(Task statement) Write the data out again, exactly as given.

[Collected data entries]
'''
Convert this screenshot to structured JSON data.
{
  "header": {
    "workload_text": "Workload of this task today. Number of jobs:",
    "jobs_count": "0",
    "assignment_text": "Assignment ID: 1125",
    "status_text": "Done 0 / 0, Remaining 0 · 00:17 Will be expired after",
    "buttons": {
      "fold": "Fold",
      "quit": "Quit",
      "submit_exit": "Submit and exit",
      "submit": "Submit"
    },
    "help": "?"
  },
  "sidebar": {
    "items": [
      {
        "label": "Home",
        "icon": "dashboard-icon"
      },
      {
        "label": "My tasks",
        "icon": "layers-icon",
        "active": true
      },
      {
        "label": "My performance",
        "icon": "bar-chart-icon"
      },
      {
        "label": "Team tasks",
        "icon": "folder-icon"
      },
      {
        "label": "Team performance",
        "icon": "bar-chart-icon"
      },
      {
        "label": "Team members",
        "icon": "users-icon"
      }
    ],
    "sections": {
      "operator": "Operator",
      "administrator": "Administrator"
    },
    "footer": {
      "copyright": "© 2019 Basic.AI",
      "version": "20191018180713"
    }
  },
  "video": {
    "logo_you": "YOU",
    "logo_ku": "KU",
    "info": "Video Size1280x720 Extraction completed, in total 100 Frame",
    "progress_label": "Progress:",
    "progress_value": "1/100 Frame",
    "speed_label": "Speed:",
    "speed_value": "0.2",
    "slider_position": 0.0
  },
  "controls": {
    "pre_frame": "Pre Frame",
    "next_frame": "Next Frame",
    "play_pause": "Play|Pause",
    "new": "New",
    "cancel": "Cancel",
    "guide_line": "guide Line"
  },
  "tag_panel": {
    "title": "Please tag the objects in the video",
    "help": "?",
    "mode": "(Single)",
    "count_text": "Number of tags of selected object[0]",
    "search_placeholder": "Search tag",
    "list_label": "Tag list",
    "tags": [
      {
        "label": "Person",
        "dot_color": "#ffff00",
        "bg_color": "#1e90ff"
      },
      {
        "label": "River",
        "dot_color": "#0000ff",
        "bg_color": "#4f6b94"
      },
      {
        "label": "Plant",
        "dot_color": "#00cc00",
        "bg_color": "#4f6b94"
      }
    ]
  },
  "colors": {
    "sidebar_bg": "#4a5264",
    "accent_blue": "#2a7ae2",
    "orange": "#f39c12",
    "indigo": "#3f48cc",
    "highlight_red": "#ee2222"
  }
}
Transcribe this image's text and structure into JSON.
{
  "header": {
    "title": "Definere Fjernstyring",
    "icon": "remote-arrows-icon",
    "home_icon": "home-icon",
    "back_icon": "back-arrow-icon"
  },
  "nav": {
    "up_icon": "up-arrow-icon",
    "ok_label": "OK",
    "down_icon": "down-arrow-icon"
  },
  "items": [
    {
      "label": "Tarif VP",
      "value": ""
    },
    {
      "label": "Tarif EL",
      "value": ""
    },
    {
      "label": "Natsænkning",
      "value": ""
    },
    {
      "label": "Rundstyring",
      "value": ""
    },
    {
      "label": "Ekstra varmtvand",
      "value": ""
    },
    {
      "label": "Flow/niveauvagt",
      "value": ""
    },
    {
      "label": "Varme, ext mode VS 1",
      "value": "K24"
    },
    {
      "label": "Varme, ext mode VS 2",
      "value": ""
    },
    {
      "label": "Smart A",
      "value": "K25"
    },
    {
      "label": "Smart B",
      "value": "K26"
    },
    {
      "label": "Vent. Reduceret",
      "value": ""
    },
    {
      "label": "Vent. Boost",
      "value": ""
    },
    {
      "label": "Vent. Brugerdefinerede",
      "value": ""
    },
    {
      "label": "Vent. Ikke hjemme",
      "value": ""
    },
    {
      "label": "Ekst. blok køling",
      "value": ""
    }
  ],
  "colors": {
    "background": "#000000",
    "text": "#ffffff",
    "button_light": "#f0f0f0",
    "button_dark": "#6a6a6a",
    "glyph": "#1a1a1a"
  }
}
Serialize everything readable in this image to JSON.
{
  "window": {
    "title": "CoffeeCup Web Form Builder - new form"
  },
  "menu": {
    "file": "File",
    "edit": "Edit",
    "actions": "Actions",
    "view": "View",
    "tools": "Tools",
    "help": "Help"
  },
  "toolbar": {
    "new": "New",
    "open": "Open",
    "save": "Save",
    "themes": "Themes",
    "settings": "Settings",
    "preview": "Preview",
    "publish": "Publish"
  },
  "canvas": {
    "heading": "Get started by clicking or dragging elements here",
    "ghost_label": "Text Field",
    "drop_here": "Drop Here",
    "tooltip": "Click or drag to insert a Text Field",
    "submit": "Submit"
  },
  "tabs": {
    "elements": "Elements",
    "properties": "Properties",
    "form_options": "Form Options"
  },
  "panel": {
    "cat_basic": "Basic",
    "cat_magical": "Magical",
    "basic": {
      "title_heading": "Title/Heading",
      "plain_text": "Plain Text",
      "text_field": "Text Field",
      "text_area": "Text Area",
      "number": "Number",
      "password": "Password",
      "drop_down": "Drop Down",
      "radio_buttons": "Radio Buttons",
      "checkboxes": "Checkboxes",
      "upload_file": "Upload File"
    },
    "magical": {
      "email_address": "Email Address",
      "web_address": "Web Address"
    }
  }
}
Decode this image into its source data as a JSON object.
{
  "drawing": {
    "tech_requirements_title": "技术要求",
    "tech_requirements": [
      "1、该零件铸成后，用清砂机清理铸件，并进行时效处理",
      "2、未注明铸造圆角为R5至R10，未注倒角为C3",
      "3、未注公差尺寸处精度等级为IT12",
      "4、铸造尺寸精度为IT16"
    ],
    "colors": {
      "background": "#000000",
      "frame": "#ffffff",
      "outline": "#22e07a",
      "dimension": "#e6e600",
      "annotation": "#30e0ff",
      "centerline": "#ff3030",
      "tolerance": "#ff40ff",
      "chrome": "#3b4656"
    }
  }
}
'''
(Worked answer)
Convert this screenshot to structured JSON data.
{
  "header": {
    "workload_text": "Workload of this task today. Number of jobs:",
    "jobs_count": "0",
    "assignment_text": "Assignment ID: 1125",
    "status_text": "Done 0 / 0, Remaining 0 · 00:17 Will be expired after",
    "buttons": {
      "fold": "Fold",
      "quit": "Quit",
      "submit_exit": "Submit and exit",
      "submit": "Submit"
    },
    "help": "?"
  },
  "sidebar": {
    "items": [
      {
        "label": "Home",
        "icon": "dashboard-icon"
      },
      {
        "label": "My tasks",
        "icon": "layers-icon",
        "active": true
      },
      {
        "label": "My performance",
        "icon": "bar-chart-icon"
      },
      {
        "label": "Team tasks",
        "icon": "folder-icon"
      },
      {
        "label": "Team performance",
        "icon": "bar-chart-icon"
      },
      {
        "label": "Team members",
        "icon": "users-icon"
      }
    ],
    "sections": {
      "operator": "Operator",
      "administrator": "Administrator"
    },
    "footer": {
      "copyright": "© 2019 Basic.AI",
      "version": "20191018180713"
    }
  },
  "video": {
    "logo_you": "YOU",
    "logo_ku": "KU",
    "info": "Video Size1280x720 Extraction completed, in total 100 Frame",
    "progress_label": "Progress:",
    "progress_value": "1/100 Frame",
    "speed_label": "Speed:",
    "speed_value": "0.2",
    "slider_position": 0.0
  },
  "controls": {
    "pre_frame": "Pre Frame",
    "next_frame": "Next Frame",
    "play_pause": "Play|Pause",
    "new": "New",
    "cancel": "Cancel",
    "guide_line": "guide Line"
  },
  "tag_panel": {
    "title": "Please tag the objects in the video",
    "help": "?",
    "mode": "(Single)",
    "count_text": "Number of tags of selected object[0]",
    "search_placeholder": "Search tag",
    "list_label": "Tag list",
    "tags": [
      {
        "label": "Person",
        "dot_color": "#ffff00",
        "bg_color": "#1e90ff"
      },
      {
        "label": "River",
        "dot_color": "#0000ff",
        "bg_color": "#4f6b94"
      },
      {
        "label": "Plant",
        "dot_color": "#00cc00",
        "bg_color": "#4f6b94"
      }
    ]
  },
  "colors": {
    "sidebar_bg": "#4a5264",
    "accent_blue": "#2a7ae2",
    "orange": "#f39c12",
    "indigo": "#3f48cc",
    "highlight_red": "#ee2222"
  }
}
Transcribe this image's text and structure into JSON.
{
  "header": {
    "title": "Definere Fjernstyring",
    "icon": "remote-arrows-icon",
    "home_icon": "home-icon",
    "back_icon": "back-arrow-icon"
  },
  "nav": {
    "up_icon": "up-arrow-icon",
    "ok_label": "OK",
    "down_icon": "down-arrow-icon"
  },
  "items": [
    {
      "label": "Tarif VP",
      "value": ""
    },
    {
      "label": "Tarif EL",
      "value": ""
    },
    {
      "label": "Natsænkning",
      "value": ""
    },
    {
      "label": "Rundstyring",
      "value": ""
    },
    {
      "label": "Ekstra varmtvand",
      "value": ""
    },
    {
      "label": "Flow/niveauvagt",
      "value": ""
    },
    {
      "label": "Varme, ext mode VS 1",
      "value": "K24"
    },
    {
      "label": "Varme, ext mode VS 2",
      "value": ""
    },
    {
      "label": "Smart A",
      "value": "K25"
    },
    {
      "label": "Smart B",
      "value": "K26"
    },
    {
      "label": "Vent. Reduceret",
      "value": ""
    },
    {
      "label": "Vent. Boost",
      "value": ""
    },
    {
      "label": "Vent. Brugerdefinerede",
      "value": ""
    },
    {
      "label": "Vent. Ikke hjemme",
      "value": ""
    },
    {
      "label": "Ekst. blok køling",
      "value": ""
    }
  ],
  "colors": {
    "background": "#000000",
    "text": "#ffffff",
    "button_light": "#f0f0f0",
    "button_dark": "#6a6a6a",
    "glyph": "#1a1a1a"
  }
}
Serialize everything readable in this image to JSON.
{
  "window": {
    "title": "CoffeeCup Web Form Builder - new form"
  },
  "menu": {
    "file": "File",
    "edit": "Edit",
    "actions": "Actions",
    "view": "View",
    "tools": "Tools",
    "help": "Help"
  },
  "toolbar": {
    "new": "New",
    "open": "Open",
    "save": "Save",
    "themes": "Themes",
    "settings": "Settings",
    "preview": "Preview",
    "publish": "Publish"
  },
  "canvas": {
    "heading": "Get started by clicking or dragging elements here",
    "ghost_label": "Text Field",
    "drop_here": "Drop Here",
    "tooltip": "Click or drag to insert a Text Field",
    "submit": "Submit"
  },
  "tabs": {
    "elements": "Elements",
    "properties": "Properties",
    "form_options": "Form Options"
  },
  "panel": {
    "cat_basic": "Basic",
    "cat_magical": "Magical",
    "basic": {
      "title_heading": "Title/Heading",
      "plain_text": "Plain Text",
      "text_field": "Text Field",
      "text_area": "Text Area",
      "number": "Number",
      "password": "Password",
      "drop_down": "Drop Down",
      "radio_buttons": "Radio Buttons",
      "checkboxes": "Checkboxes",
      "upload_file": "Upload File"
    },
    "magical": {
      "email_address": "Email Address",
      "web_address": "Web Address"
    }
  }
}
Decode this image into its source data as a JSON object.
{
  "drawing": {
    "tech_requirements_title": "技术要求",
    "tech_requirements": [
      "1、该零件铸成后，用清砂机清理铸件，并进行时效处理",
      "2、未注明铸造圆角为R5至R10，未注倒角为C3",
      "3、未注公差尺寸处精度等级为IT12",
      "4、铸造尺寸精度为IT16"
    ],
    "colors": {
      "background": "#000000",
      "frame": "#ffffff",
      "outline": "#22e07a",
      "dimension": "#e6e600",
      "annotation": "#30e0ff",
      "centerline": "#ff3030",
      "tolerance": "#ff40ff",
      "chrome": "#3b4656"
    }
  }
}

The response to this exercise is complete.